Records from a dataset
▼
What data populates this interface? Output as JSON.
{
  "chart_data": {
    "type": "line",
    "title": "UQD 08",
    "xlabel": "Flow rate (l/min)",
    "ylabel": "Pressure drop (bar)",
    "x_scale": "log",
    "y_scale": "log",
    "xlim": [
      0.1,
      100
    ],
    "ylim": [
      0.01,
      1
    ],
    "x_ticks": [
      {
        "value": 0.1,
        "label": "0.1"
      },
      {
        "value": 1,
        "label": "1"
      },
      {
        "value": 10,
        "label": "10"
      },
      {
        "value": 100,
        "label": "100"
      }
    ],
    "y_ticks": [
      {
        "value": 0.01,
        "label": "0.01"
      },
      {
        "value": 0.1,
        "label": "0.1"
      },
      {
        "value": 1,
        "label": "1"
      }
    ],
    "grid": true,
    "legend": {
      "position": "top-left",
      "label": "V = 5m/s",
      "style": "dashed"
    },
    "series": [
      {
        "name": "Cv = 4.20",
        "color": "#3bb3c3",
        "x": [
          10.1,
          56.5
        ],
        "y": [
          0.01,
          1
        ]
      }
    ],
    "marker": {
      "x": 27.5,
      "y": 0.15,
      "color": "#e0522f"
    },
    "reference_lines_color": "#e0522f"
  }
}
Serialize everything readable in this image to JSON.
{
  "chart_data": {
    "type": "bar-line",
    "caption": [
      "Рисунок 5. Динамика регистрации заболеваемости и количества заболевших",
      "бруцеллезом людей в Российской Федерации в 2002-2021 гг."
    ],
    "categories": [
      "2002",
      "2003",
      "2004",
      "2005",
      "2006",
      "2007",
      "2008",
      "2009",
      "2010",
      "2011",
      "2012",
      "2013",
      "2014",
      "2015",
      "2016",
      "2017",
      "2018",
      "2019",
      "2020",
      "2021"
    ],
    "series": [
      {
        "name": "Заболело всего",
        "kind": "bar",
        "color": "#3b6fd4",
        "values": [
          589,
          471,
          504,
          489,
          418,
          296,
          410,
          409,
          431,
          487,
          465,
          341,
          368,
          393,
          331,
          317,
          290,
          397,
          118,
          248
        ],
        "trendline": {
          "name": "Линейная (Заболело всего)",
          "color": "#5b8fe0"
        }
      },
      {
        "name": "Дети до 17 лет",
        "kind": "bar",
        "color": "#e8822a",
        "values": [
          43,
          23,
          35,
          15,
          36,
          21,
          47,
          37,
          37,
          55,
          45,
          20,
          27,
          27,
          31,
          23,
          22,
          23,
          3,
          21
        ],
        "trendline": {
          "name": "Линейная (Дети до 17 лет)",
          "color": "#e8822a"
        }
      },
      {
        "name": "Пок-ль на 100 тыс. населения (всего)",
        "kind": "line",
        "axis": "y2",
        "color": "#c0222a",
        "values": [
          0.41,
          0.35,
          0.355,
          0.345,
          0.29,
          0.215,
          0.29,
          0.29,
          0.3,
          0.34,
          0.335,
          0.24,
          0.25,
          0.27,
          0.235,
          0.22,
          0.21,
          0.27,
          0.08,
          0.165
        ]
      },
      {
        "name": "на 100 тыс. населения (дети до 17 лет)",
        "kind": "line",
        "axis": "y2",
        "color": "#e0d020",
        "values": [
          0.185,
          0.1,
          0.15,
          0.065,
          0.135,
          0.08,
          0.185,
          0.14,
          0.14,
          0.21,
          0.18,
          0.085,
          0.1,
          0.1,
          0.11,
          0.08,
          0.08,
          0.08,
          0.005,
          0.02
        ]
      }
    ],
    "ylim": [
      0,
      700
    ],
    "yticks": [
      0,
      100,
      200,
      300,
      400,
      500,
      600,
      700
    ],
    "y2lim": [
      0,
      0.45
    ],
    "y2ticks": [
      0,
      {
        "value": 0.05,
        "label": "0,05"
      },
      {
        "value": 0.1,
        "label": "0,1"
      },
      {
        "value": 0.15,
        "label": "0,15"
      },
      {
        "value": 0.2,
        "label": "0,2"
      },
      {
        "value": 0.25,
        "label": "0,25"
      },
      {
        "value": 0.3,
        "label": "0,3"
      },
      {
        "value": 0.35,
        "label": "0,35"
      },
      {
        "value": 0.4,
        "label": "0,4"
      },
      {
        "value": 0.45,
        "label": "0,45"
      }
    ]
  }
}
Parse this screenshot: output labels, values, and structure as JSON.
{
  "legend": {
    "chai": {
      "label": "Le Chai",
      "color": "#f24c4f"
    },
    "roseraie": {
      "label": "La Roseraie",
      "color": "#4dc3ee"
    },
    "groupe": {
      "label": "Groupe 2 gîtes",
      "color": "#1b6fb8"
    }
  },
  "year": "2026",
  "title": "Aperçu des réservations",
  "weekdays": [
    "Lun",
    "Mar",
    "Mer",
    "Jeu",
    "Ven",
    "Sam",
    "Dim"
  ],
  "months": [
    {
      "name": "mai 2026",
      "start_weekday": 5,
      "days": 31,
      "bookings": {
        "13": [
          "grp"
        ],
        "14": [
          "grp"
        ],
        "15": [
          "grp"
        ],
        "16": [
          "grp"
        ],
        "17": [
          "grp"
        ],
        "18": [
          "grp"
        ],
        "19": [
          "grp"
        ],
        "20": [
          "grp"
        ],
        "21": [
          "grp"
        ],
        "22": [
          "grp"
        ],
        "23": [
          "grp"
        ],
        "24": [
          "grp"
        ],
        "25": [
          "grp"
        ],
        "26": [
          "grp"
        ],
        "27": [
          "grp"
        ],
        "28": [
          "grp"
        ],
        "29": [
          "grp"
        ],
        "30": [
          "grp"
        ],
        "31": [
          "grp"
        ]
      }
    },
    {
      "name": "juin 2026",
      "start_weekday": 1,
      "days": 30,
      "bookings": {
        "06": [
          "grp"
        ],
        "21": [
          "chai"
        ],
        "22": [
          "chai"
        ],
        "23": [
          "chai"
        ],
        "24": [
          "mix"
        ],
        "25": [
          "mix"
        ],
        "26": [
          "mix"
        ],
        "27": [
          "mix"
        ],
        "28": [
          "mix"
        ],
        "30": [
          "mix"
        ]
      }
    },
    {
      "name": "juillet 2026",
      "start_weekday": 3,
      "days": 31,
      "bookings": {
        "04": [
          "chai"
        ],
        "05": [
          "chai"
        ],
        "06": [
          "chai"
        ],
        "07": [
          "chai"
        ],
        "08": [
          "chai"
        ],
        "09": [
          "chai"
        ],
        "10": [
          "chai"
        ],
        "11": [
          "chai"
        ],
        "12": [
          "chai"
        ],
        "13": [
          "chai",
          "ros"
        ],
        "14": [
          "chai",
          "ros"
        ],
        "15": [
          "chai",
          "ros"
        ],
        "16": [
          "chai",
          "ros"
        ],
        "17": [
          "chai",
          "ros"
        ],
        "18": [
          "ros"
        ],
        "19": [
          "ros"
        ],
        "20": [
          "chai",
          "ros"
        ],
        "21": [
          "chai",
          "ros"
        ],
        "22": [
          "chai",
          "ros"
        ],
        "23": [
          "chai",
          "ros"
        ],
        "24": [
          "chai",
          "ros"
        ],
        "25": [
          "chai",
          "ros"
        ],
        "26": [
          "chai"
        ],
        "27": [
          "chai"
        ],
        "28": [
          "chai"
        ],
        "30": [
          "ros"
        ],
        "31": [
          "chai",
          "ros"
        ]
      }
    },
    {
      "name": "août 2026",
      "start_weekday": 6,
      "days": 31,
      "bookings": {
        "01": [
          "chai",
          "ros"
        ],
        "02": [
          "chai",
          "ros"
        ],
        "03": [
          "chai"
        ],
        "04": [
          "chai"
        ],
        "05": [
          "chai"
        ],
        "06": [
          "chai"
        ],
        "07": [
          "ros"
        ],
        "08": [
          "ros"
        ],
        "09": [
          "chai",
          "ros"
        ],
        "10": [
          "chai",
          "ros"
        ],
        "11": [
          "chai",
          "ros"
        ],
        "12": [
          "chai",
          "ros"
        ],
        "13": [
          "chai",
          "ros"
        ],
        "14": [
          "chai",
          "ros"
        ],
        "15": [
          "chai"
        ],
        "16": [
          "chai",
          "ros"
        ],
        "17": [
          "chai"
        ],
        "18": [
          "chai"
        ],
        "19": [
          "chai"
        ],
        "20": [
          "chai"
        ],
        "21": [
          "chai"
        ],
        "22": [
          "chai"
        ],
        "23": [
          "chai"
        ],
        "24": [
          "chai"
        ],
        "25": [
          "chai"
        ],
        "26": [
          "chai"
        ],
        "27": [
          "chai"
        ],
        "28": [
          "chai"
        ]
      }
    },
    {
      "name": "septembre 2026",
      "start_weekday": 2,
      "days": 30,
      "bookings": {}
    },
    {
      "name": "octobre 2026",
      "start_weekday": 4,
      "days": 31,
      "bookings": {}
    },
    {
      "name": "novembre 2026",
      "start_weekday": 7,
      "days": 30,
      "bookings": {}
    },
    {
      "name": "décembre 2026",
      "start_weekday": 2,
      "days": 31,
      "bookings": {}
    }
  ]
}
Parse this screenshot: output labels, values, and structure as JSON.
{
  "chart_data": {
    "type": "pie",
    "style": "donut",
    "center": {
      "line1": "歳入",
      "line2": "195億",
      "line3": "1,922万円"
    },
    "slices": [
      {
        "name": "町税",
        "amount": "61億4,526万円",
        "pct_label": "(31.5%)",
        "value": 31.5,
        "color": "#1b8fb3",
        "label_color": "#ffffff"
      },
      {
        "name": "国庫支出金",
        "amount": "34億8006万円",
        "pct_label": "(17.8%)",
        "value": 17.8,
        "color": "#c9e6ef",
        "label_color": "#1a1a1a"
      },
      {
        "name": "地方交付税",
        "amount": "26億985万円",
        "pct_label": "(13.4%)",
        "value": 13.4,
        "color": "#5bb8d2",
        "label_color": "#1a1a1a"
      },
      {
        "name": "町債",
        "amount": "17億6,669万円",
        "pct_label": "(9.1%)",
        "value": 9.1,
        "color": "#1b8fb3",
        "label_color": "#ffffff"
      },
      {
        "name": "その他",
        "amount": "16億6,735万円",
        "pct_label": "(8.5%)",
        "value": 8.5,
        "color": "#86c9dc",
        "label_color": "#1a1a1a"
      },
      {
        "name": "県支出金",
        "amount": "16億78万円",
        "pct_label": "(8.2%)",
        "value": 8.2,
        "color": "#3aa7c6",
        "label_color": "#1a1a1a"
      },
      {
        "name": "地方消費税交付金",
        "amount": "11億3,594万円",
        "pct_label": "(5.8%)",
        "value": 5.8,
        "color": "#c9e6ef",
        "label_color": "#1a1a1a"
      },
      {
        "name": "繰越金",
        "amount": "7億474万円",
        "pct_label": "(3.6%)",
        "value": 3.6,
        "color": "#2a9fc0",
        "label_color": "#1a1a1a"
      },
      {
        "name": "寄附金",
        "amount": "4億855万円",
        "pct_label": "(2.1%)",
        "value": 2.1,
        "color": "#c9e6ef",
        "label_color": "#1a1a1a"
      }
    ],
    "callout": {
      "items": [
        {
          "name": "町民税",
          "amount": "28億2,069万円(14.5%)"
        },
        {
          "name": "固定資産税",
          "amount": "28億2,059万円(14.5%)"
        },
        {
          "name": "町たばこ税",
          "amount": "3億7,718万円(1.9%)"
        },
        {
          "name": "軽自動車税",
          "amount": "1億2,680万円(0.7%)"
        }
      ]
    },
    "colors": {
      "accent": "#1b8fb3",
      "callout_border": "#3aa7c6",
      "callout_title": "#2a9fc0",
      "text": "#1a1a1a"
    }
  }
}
▲
### Problem statement
Search the data for the string "населения" and copy each line where it appears.

### Final answer
        "name": "Пок-ль на 100 тыс. населения (всего)",
        "name": "на 100 тыс. населения (дети до 17 лет)",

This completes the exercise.